▶ TASK DETAILS
Locate the word "post" in the material, then show every line that holds it.
───
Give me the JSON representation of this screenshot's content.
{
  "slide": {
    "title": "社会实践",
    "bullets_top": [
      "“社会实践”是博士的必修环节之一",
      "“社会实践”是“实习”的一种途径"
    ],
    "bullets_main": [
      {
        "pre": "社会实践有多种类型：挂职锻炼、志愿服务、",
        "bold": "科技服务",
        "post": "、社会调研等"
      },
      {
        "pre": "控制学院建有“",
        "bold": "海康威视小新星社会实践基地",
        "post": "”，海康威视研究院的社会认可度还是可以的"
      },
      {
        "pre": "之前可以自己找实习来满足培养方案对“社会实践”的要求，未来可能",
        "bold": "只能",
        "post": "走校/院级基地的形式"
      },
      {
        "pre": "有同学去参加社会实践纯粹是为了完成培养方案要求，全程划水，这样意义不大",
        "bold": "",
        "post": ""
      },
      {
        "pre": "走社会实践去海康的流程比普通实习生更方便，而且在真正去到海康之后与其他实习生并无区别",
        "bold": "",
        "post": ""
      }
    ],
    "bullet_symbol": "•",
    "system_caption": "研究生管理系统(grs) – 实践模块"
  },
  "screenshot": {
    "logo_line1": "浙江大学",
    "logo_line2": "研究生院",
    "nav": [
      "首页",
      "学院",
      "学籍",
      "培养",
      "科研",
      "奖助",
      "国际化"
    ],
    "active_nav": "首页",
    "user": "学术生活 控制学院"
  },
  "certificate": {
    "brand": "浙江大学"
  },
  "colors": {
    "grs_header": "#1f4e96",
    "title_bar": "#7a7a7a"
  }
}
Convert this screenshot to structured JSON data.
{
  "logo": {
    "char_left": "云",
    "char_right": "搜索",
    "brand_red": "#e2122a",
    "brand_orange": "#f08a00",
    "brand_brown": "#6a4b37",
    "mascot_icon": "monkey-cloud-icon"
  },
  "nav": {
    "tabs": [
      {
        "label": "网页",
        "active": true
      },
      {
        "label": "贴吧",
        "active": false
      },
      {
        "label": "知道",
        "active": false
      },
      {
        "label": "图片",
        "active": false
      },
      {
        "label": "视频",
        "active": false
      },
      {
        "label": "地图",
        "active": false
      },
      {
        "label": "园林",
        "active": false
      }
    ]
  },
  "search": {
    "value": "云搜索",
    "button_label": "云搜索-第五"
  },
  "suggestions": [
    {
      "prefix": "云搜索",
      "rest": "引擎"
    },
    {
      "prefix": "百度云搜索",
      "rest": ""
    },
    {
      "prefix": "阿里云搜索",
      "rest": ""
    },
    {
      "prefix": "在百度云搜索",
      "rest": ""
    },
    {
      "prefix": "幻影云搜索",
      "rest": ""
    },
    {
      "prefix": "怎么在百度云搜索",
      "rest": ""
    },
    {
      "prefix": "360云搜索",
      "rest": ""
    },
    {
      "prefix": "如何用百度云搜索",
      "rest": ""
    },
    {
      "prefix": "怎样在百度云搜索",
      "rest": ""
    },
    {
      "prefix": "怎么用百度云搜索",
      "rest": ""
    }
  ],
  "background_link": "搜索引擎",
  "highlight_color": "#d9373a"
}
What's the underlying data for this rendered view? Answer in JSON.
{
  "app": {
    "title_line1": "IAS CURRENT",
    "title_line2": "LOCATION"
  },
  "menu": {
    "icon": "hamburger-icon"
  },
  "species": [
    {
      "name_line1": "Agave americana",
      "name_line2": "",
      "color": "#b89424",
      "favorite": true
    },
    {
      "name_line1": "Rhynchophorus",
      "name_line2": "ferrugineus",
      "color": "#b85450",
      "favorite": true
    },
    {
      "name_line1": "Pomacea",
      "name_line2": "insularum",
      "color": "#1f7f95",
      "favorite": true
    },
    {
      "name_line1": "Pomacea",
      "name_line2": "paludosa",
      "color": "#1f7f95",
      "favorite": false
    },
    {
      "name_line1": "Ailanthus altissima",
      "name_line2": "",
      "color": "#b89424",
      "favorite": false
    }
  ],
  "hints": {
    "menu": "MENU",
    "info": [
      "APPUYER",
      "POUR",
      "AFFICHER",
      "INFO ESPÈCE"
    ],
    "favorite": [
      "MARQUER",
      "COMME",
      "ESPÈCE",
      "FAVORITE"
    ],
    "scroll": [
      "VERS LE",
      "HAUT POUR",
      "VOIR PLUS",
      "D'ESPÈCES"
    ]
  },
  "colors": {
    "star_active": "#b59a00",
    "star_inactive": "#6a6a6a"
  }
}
───
▶ RIGHT ANSWER
        "post": "、社会调研等"
        "post": "”，海康威视研究院的社会认可度还是可以的"
        "post": "走校/院级基地的形式"
        "post": ""
        "post": ""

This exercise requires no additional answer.